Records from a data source
____________________
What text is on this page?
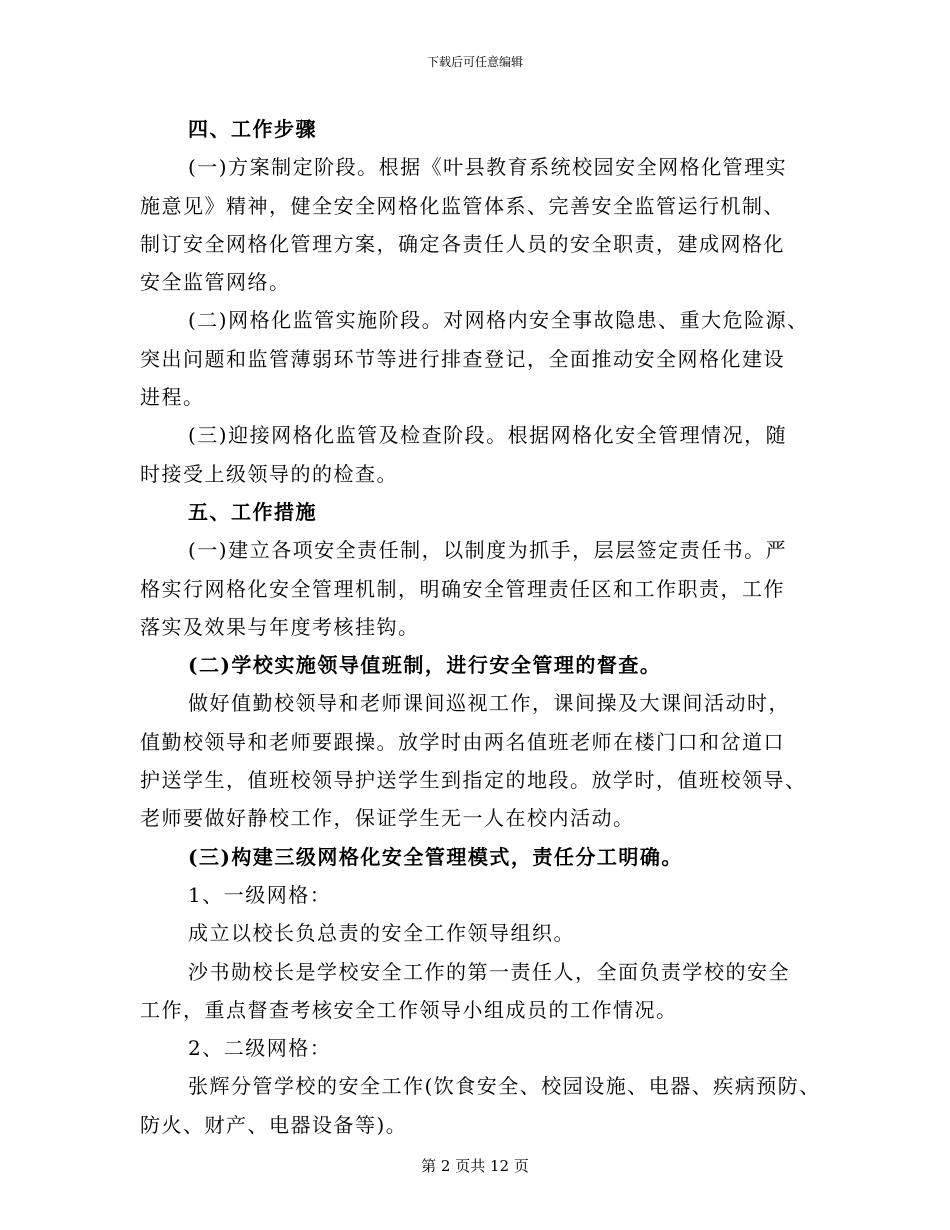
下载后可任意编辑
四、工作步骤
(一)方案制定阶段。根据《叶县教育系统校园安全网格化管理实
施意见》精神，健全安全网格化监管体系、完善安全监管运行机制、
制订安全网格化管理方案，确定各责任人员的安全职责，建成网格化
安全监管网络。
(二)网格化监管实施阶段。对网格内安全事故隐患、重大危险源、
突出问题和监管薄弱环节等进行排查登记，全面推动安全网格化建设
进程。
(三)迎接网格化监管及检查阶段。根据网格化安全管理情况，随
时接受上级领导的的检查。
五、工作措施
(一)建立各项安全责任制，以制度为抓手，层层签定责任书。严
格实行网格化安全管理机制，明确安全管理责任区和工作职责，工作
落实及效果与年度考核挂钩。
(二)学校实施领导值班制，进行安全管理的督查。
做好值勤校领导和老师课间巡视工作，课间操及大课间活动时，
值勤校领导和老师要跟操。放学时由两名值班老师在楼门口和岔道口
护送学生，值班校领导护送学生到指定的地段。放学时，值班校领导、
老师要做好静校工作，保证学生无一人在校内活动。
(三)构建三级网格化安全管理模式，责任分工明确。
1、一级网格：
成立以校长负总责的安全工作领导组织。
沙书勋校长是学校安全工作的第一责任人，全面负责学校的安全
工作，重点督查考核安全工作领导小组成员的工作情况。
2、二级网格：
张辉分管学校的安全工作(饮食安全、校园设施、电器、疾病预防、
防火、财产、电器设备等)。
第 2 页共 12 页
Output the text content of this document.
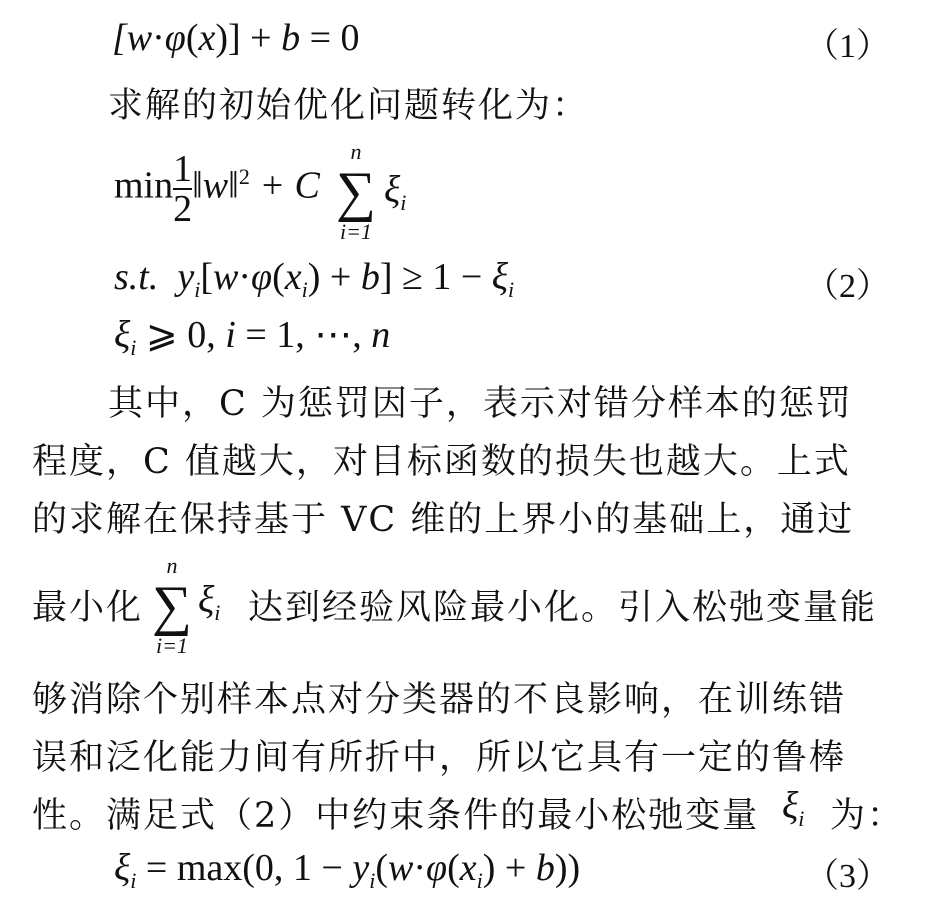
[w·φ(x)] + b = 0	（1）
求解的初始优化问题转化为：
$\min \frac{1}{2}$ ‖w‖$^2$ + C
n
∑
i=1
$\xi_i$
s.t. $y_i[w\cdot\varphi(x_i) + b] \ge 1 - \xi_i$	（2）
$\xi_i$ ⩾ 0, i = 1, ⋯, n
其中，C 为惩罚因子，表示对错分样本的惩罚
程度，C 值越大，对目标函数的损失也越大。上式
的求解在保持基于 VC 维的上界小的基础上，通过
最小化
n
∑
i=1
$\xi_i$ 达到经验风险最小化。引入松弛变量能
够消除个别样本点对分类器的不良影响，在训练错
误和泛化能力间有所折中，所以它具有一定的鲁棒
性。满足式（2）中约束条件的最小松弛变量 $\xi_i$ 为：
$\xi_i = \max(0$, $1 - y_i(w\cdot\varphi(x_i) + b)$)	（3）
____________________
• **OBJECTIVE**:
Output every entry exactly as given; pictures are not part of the copy.

• **FINISHED TASK**:
What text is on this page?
下载后可任意编辑
四、工作步骤
(一)方案制定阶段。根据《叶县教育系统校园安全网格化管理实
施意见》精神，健全安全网格化监管体系、完善安全监管运行机制、
制订安全网格化管理方案，确定各责任人员的安全职责，建成网格化
安全监管网络。
(二)网格化监管实施阶段。对网格内安全事故隐患、重大危险源、
突出问题和监管薄弱环节等进行排查登记，全面推动安全网格化建设
进程。
(三)迎接网格化监管及检查阶段。根据网格化安全管理情况，随
时接受上级领导的的检查。
五、工作措施
(一)建立各项安全责任制，以制度为抓手，层层签定责任书。严
格实行网格化安全管理机制，明确安全管理责任区和工作职责，工作
落实及效果与年度考核挂钩。
(二)学校实施领导值班制，进行安全管理的督查。
做好值勤校领导和老师课间巡视工作，课间操及大课间活动时，
值勤校领导和老师要跟操。放学时由两名值班老师在楼门口和岔道口
护送学生，值班校领导护送学生到指定的地段。放学时，值班校领导、
老师要做好静校工作，保证学生无一人在校内活动。
(三)构建三级网格化安全管理模式，责任分工明确。
1、一级网格：
成立以校长负总责的安全工作领导组织。
沙书勋校长是学校安全工作的第一责任人，全面负责学校的安全
工作，重点督查考核安全工作领导小组成员的工作情况。
2、二级网格：
张辉分管学校的安全工作(饮食安全、校园设施、电器、疾病预防、
防火、财产、电器设备等)。
第 2 页共 12 页
Output the text content of this document.
[w·φ(x)] + b = 0	（1）
求解的初始优化问题转化为：
$\min \frac{1}{2}$ ‖w‖$^2$ + C
n
∑
i=1
$\xi_i$
s.t. $y_i[w\cdot\varphi(x_i) + b] \ge 1 - \xi_i$	（2）
$\xi_i$ ⩾ 0, i = 1, ⋯, n
其中，C 为惩罚因子，表示对错分样本的惩罚
程度，C 值越大，对目标函数的损失也越大。上式
的求解在保持基于 VC 维的上界小的基础上，通过
最小化
n
∑
i=1
$\xi_i$ 达到经验风险最小化。引入松弛变量能
够消除个别样本点对分类器的不良影响，在训练错
误和泛化能力间有所折中，所以它具有一定的鲁棒
性。满足式（2）中约束条件的最小松弛变量 $\xi_i$ 为：
$\xi_i = \max(0$, $1 - y_i(w\cdot\varphi(x_i) + b)$)	（3）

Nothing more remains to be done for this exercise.